▶ **Problem requirements**: Extract the records below word for word and ignore the images.

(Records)
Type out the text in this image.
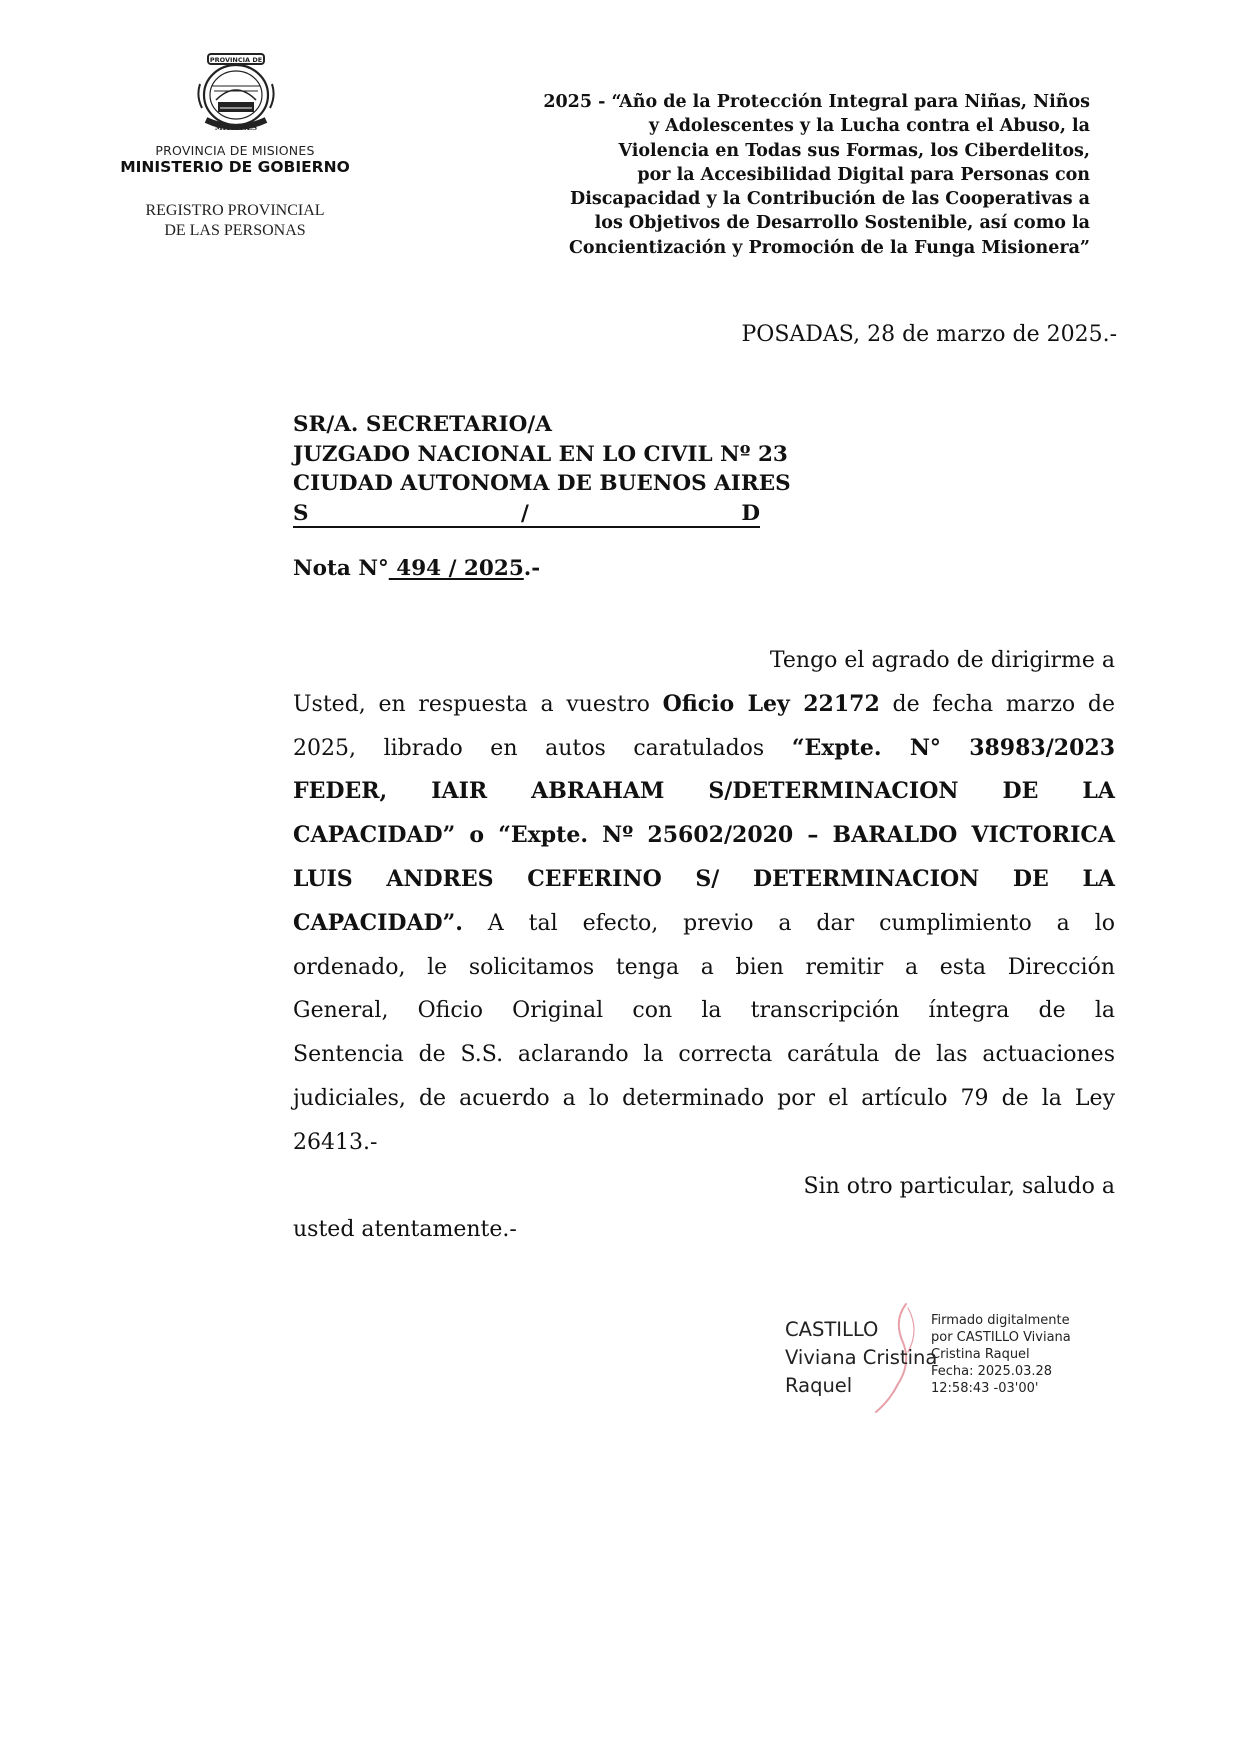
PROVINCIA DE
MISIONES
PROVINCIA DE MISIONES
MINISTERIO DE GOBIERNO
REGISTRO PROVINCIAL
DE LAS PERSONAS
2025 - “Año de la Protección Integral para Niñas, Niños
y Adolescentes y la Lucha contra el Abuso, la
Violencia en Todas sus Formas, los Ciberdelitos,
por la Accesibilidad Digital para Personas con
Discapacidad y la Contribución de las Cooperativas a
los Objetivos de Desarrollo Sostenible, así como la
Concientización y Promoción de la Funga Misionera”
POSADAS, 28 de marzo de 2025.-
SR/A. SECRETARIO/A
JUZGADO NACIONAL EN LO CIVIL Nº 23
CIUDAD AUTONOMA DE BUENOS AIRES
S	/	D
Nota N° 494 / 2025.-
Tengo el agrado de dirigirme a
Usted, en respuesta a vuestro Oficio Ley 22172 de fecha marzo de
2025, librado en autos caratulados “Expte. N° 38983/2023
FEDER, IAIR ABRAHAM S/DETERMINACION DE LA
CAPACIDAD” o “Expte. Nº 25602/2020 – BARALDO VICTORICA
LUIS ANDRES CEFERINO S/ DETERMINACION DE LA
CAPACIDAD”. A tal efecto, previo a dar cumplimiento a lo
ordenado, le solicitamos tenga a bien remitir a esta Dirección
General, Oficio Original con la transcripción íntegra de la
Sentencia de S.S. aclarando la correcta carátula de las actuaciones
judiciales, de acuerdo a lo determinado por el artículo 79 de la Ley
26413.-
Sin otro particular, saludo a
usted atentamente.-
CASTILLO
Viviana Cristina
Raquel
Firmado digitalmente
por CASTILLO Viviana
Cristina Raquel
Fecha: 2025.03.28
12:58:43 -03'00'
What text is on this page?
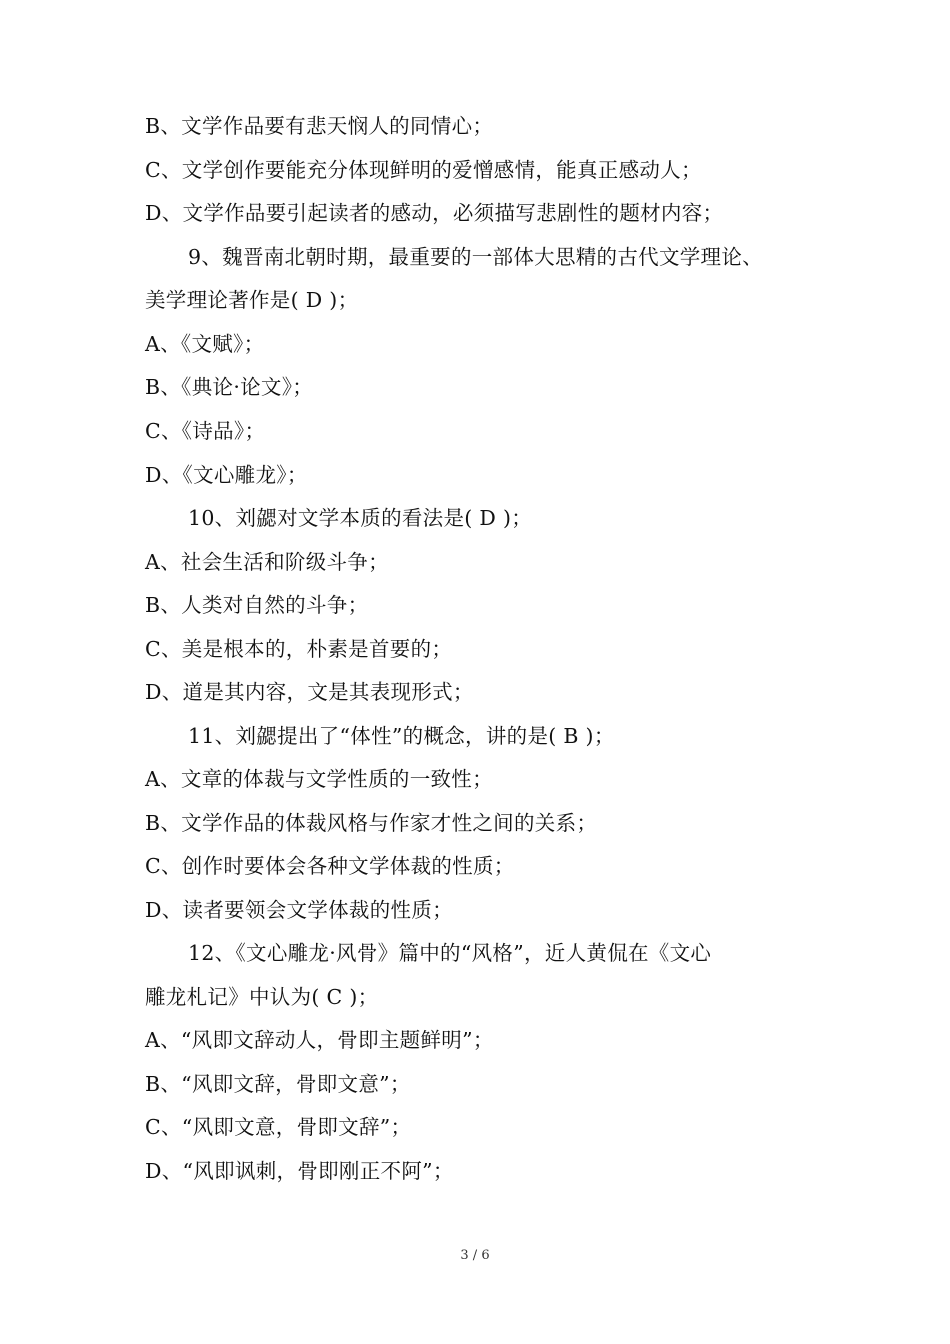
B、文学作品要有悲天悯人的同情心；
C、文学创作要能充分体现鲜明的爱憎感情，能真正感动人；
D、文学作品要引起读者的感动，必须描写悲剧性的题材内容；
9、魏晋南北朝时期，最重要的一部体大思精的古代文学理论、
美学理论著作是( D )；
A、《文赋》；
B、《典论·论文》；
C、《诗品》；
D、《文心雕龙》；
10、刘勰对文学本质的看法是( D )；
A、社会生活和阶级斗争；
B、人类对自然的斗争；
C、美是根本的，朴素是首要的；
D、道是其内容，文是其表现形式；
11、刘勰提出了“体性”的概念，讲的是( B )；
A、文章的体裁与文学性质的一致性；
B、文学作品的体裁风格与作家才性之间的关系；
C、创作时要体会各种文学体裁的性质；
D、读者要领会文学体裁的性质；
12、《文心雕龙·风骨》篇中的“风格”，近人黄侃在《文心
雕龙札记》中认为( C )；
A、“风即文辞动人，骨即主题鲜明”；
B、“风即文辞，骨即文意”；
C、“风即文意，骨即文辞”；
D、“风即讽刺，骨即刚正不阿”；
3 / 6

▶ **Solution for this problem**:
Type out the text in this image.
PROVINCIA DE
MISIONES
PROVINCIA DE MISIONES
MINISTERIO DE GOBIERNO
REGISTRO PROVINCIAL
DE LAS PERSONAS
2025 - “Año de la Protección Integral para Niñas, Niños
y Adolescentes y la Lucha contra el Abuso, la
Violencia en Todas sus Formas, los Ciberdelitos,
por la Accesibilidad Digital para Personas con
Discapacidad y la Contribución de las Cooperativas a
los Objetivos de Desarrollo Sostenible, así como la
Concientización y Promoción de la Funga Misionera”
POSADAS, 28 de marzo de 2025.-
SR/A. SECRETARIO/A
JUZGADO NACIONAL EN LO CIVIL Nº 23
CIUDAD AUTONOMA DE BUENOS AIRES
S	/	D
Nota N° 494 / 2025.-
Tengo el agrado de dirigirme a
Usted, en respuesta a vuestro Oficio Ley 22172 de fecha marzo de
2025, librado en autos caratulados “Expte. N° 38983/2023
FEDER, IAIR ABRAHAM S/DETERMINACION DE LA
CAPACIDAD” o “Expte. Nº 25602/2020 – BARALDO VICTORICA
LUIS ANDRES CEFERINO S/ DETERMINACION DE LA
CAPACIDAD”. A tal efecto, previo a dar cumplimiento a lo
ordenado, le solicitamos tenga a bien remitir a esta Dirección
General, Oficio Original con la transcripción íntegra de la
Sentencia de S.S. aclarando la correcta carátula de las actuaciones
judiciales, de acuerdo a lo determinado por el artículo 79 de la Ley
26413.-
Sin otro particular, saludo a
usted atentamente.-
CASTILLO
Viviana Cristina
Raquel
Firmado digitalmente
por CASTILLO Viviana
Cristina Raquel
Fecha: 2025.03.28
12:58:43 -03'00'
What text is on this page?
B、文学作品要有悲天悯人的同情心；
C、文学创作要能充分体现鲜明的爱憎感情，能真正感动人；
D、文学作品要引起读者的感动，必须描写悲剧性的题材内容；
9、魏晋南北朝时期，最重要的一部体大思精的古代文学理论、
美学理论著作是( D )；
A、《文赋》；
B、《典论·论文》；
C、《诗品》；
D、《文心雕龙》；
10、刘勰对文学本质的看法是( D )；
A、社会生活和阶级斗争；
B、人类对自然的斗争；
C、美是根本的，朴素是首要的；
D、道是其内容，文是其表现形式；
11、刘勰提出了“体性”的概念，讲的是( B )；
A、文章的体裁与文学性质的一致性；
B、文学作品的体裁风格与作家才性之间的关系；
C、创作时要体会各种文学体裁的性质；
D、读者要领会文学体裁的性质；
12、《文心雕龙·风骨》篇中的“风格”，近人黄侃在《文心
雕龙札记》中认为( C )；
A、“风即文辞动人，骨即主题鲜明”；
B、“风即文辞，骨即文意”；
C、“风即文意，骨即文辞”；
D、“风即讽刺，骨即刚正不阿”；
3 / 6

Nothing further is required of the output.